● **RECORDS SUPPLIED**
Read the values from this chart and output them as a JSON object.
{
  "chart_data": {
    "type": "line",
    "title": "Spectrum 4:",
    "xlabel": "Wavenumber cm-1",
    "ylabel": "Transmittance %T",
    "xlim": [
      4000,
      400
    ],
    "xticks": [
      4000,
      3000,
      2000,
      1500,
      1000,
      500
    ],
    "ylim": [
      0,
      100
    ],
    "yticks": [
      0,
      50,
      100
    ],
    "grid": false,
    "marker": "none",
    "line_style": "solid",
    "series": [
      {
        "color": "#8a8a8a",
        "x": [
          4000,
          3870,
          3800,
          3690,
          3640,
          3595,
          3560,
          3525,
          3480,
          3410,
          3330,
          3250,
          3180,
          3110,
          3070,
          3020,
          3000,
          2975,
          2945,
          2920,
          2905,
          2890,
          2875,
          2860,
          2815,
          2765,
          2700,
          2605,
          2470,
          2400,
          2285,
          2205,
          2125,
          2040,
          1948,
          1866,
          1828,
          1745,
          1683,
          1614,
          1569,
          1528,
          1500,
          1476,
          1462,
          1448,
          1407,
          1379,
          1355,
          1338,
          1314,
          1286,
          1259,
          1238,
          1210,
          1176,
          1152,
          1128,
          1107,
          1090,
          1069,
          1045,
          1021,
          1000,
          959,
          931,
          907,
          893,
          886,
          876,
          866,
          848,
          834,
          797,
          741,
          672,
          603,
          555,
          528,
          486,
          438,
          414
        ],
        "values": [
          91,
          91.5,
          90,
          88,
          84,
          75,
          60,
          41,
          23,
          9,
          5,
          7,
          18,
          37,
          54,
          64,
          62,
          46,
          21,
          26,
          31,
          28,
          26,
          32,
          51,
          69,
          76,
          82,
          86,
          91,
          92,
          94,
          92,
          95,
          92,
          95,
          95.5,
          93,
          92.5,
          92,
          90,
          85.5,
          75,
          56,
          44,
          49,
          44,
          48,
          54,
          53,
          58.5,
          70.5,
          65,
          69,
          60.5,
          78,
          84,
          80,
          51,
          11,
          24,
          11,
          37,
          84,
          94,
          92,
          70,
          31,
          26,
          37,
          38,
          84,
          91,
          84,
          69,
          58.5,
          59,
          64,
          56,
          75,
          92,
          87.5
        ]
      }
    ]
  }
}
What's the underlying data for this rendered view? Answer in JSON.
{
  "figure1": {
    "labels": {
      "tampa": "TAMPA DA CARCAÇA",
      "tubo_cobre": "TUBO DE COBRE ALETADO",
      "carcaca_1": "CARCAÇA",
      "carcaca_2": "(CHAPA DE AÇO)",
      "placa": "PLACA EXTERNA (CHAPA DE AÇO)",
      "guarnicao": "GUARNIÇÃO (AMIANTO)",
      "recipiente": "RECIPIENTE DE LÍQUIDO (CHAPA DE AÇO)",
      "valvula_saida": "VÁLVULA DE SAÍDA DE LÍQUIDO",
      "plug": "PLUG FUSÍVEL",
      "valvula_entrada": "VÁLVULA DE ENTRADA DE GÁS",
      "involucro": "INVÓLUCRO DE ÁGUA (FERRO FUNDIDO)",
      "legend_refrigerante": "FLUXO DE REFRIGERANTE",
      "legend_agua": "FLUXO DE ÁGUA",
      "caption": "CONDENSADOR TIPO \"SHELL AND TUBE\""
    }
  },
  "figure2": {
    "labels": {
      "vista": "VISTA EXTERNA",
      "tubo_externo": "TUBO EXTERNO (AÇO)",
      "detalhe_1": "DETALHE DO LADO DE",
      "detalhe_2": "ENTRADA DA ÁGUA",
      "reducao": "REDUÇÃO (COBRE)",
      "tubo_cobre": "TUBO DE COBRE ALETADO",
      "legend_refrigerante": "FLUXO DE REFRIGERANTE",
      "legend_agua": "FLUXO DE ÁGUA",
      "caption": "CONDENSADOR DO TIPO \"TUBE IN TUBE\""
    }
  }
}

● **EXERCISE PROMPT**
Restate the whole of the material exactly.

● **FINAL ANSWER**
Read the values from this chart and output them as a JSON object.
{
  "chart_data": {
    "type": "line",
    "title": "Spectrum 4:",
    "xlabel": "Wavenumber cm-1",
    "ylabel": "Transmittance %T",
    "xlim": [
      4000,
      400
    ],
    "xticks": [
      4000,
      3000,
      2000,
      1500,
      1000,
      500
    ],
    "ylim": [
      0,
      100
    ],
    "yticks": [
      0,
      50,
      100
    ],
    "grid": false,
    "marker": "none",
    "line_style": "solid",
    "series": [
      {
        "color": "#8a8a8a",
        "x": [
          4000,
          3870,
          3800,
          3690,
          3640,
          3595,
          3560,
          3525,
          3480,
          3410,
          3330,
          3250,
          3180,
          3110,
          3070,
          3020,
          3000,
          2975,
          2945,
          2920,
          2905,
          2890,
          2875,
          2860,
          2815,
          2765,
          2700,
          2605,
          2470,
          2400,
          2285,
          2205,
          2125,
          2040,
          1948,
          1866,
          1828,
          1745,
          1683,
          1614,
          1569,
          1528,
          1500,
          1476,
          1462,
          1448,
          1407,
          1379,
          1355,
          1338,
          1314,
          1286,
          1259,
          1238,
          1210,
          1176,
          1152,
          1128,
          1107,
          1090,
          1069,
          1045,
          1021,
          1000,
          959,
          931,
          907,
          893,
          886,
          876,
          866,
          848,
          834,
          797,
          741,
          672,
          603,
          555,
          528,
          486,
          438,
          414
        ],
        "values": [
          91,
          91.5,
          90,
          88,
          84,
          75,
          60,
          41,
          23,
          9,
          5,
          7,
          18,
          37,
          54,
          64,
          62,
          46,
          21,
          26,
          31,
          28,
          26,
          32,
          51,
          69,
          76,
          82,
          86,
          91,
          92,
          94,
          92,
          95,
          92,
          95,
          95.5,
          93,
          92.5,
          92,
          90,
          85.5,
          75,
          56,
          44,
          49,
          44,
          48,
          54,
          53,
          58.5,
          70.5,
          65,
          69,
          60.5,
          78,
          84,
          80,
          51,
          11,
          24,
          11,
          37,
          84,
          94,
          92,
          70,
          31,
          26,
          37,
          38,
          84,
          91,
          84,
          69,
          58.5,
          59,
          64,
          56,
          75,
          92,
          87.5
        ]
      }
    ]
  }
}
What's the underlying data for this rendered view? Answer in JSON.
{
  "figure1": {
    "labels": {
      "tampa": "TAMPA DA CARCAÇA",
      "tubo_cobre": "TUBO DE COBRE ALETADO",
      "carcaca_1": "CARCAÇA",
      "carcaca_2": "(CHAPA DE AÇO)",
      "placa": "PLACA EXTERNA (CHAPA DE AÇO)",
      "guarnicao": "GUARNIÇÃO (AMIANTO)",
      "recipiente": "RECIPIENTE DE LÍQUIDO (CHAPA DE AÇO)",
      "valvula_saida": "VÁLVULA DE SAÍDA DE LÍQUIDO",
      "plug": "PLUG FUSÍVEL",
      "valvula_entrada": "VÁLVULA DE ENTRADA DE GÁS",
      "involucro": "INVÓLUCRO DE ÁGUA (FERRO FUNDIDO)",
      "legend_refrigerante": "FLUXO DE REFRIGERANTE",
      "legend_agua": "FLUXO DE ÁGUA",
      "caption": "CONDENSADOR TIPO \"SHELL AND TUBE\""
    }
  },
  "figure2": {
    "labels": {
      "vista": "VISTA EXTERNA",
      "tubo_externo": "TUBO EXTERNO (AÇO)",
      "detalhe_1": "DETALHE DO LADO DE",
      "detalhe_2": "ENTRADA DA ÁGUA",
      "reducao": "REDUÇÃO (COBRE)",
      "tubo_cobre": "TUBO DE COBRE ALETADO",
      "legend_refrigerante": "FLUXO DE REFRIGERANTE",
      "legend_agua": "FLUXO DE ÁGUA",
      "caption": "CONDENSADOR DO TIPO \"TUBE IN TUBE\""
    }
  }
}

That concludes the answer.